— begin Data in this exercise —

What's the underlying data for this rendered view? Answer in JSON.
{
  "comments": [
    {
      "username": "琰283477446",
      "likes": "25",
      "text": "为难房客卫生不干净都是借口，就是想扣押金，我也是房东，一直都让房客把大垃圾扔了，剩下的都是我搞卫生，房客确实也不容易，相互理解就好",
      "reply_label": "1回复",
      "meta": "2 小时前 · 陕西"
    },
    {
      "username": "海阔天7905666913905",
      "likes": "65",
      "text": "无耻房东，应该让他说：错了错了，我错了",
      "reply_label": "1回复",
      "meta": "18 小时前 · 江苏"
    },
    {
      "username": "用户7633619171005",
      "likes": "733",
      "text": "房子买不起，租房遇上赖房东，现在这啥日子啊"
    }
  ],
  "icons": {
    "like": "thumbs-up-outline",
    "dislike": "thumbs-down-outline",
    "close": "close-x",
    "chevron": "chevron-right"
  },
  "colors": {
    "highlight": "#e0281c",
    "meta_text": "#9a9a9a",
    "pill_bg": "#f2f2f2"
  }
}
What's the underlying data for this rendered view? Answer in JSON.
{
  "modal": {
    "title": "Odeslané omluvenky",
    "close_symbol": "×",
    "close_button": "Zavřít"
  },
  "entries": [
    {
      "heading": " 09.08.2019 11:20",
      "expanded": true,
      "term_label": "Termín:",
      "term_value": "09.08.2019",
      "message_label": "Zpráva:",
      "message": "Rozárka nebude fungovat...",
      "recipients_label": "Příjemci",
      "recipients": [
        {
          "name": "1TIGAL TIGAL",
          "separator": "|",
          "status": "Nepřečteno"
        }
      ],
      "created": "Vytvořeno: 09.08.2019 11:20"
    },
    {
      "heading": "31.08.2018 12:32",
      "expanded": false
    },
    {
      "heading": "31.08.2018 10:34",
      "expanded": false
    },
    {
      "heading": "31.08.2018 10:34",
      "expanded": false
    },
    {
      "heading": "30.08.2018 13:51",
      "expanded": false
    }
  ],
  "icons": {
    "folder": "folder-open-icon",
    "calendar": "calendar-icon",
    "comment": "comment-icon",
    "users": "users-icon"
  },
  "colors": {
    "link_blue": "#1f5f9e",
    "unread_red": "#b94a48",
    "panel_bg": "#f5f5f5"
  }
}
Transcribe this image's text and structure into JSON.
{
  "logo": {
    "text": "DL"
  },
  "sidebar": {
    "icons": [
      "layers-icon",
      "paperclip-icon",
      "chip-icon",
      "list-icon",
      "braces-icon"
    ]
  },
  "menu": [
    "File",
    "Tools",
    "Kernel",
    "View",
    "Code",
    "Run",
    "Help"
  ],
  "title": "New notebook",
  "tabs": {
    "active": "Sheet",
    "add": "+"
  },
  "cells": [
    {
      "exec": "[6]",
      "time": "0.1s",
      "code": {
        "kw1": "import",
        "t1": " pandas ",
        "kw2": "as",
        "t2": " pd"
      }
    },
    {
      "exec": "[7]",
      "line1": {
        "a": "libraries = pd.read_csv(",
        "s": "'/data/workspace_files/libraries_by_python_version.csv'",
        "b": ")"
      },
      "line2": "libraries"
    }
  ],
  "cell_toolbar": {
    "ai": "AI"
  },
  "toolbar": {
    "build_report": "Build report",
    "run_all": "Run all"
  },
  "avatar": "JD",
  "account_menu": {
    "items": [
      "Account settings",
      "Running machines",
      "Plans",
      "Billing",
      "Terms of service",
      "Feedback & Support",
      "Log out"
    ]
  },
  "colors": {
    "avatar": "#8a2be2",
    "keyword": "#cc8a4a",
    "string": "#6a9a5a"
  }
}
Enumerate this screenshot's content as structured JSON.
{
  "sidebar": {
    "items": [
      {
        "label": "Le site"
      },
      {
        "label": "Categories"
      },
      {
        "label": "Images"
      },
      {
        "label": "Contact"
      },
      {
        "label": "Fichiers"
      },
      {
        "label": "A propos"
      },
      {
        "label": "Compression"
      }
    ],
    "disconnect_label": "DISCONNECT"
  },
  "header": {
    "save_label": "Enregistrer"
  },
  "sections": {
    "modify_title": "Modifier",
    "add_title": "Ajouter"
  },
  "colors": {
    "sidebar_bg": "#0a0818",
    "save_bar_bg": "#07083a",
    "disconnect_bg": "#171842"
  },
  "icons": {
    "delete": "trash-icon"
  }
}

— end Data in this exercise —

■ **Work to be completed**
Write out the listing once more, matching it exactly.

■ **Task output**
What's the underlying data for this rendered view? Answer in JSON.
{
  "comments": [
    {
      "username": "琰283477446",
      "likes": "25",
      "text": "为难房客卫生不干净都是借口，就是想扣押金，我也是房东，一直都让房客把大垃圾扔了，剩下的都是我搞卫生，房客确实也不容易，相互理解就好",
      "reply_label": "1回复",
      "meta": "2 小时前 · 陕西"
    },
    {
      "username": "海阔天7905666913905",
      "likes": "65",
      "text": "无耻房东，应该让他说：错了错了，我错了",
      "reply_label": "1回复",
      "meta": "18 小时前 · 江苏"
    },
    {
      "username": "用户7633619171005",
      "likes": "733",
      "text": "房子买不起，租房遇上赖房东，现在这啥日子啊"
    }
  ],
  "icons": {
    "like": "thumbs-up-outline",
    "dislike": "thumbs-down-outline",
    "close": "close-x",
    "chevron": "chevron-right"
  },
  "colors": {
    "highlight": "#e0281c",
    "meta_text": "#9a9a9a",
    "pill_bg": "#f2f2f2"
  }
}
What's the underlying data for this rendered view? Answer in JSON.
{
  "modal": {
    "title": "Odeslané omluvenky",
    "close_symbol": "×",
    "close_button": "Zavřít"
  },
  "entries": [
    {
      "heading": " 09.08.2019 11:20",
      "expanded": true,
      "term_label": "Termín:",
      "term_value": "09.08.2019",
      "message_label": "Zpráva:",
      "message": "Rozárka nebude fungovat...",
      "recipients_label": "Příjemci",
      "recipients": [
        {
          "name": "1TIGAL TIGAL",
          "separator": "|",
          "status": "Nepřečteno"
        }
      ],
      "created": "Vytvořeno: 09.08.2019 11:20"
    },
    {
      "heading": "31.08.2018 12:32",
      "expanded": false
    },
    {
      "heading": "31.08.2018 10:34",
      "expanded": false
    },
    {
      "heading": "31.08.2018 10:34",
      "expanded": false
    },
    {
      "heading": "30.08.2018 13:51",
      "expanded": false
    }
  ],
  "icons": {
    "folder": "folder-open-icon",
    "calendar": "calendar-icon",
    "comment": "comment-icon",
    "users": "users-icon"
  },
  "colors": {
    "link_blue": "#1f5f9e",
    "unread_red": "#b94a48",
    "panel_bg": "#f5f5f5"
  }
}
Transcribe this image's text and structure into JSON.
{
  "logo": {
    "text": "DL"
  },
  "sidebar": {
    "icons": [
      "layers-icon",
      "paperclip-icon",
      "chip-icon",
      "list-icon",
      "braces-icon"
    ]
  },
  "menu": [
    "File",
    "Tools",
    "Kernel",
    "View",
    "Code",
    "Run",
    "Help"
  ],
  "title": "New notebook",
  "tabs": {
    "active": "Sheet",
    "add": "+"
  },
  "cells": [
    {
      "exec": "[6]",
      "time": "0.1s",
      "code": {
        "kw1": "import",
        "t1": " pandas ",
        "kw2": "as",
        "t2": " pd"
      }
    },
    {
      "exec": "[7]",
      "line1": {
        "a": "libraries = pd.read_csv(",
        "s": "'/data/workspace_files/libraries_by_python_version.csv'",
        "b": ")"
      },
      "line2": "libraries"
    }
  ],
  "cell_toolbar": {
    "ai": "AI"
  },
  "toolbar": {
    "build_report": "Build report",
    "run_all": "Run all"
  },
  "avatar": "JD",
  "account_menu": {
    "items": [
      "Account settings",
      "Running machines",
      "Plans",
      "Billing",
      "Terms of service",
      "Feedback & Support",
      "Log out"
    ]
  },
  "colors": {
    "avatar": "#8a2be2",
    "keyword": "#cc8a4a",
    "string": "#6a9a5a"
  }
}
Enumerate this screenshot's content as structured JSON.
{
  "sidebar": {
    "items": [
      {
        "label": "Le site"
      },
      {
        "label": "Categories"
      },
      {
        "label": "Images"
      },
      {
        "label": "Contact"
      },
      {
        "label": "Fichiers"
      },
      {
        "label": "A propos"
      },
      {
        "label": "Compression"
      }
    ],
    "disconnect_label": "DISCONNECT"
  },
  "header": {
    "save_label": "Enregistrer"
  },
  "sections": {
    "modify_title": "Modifier",
    "add_title": "Ajouter"
  },
  "colors": {
    "sidebar_bg": "#0a0818",
    "save_bar_bg": "#07083a",
    "disconnect_bg": "#171842"
  },
  "icons": {
    "delete": "trash-icon"
  }
}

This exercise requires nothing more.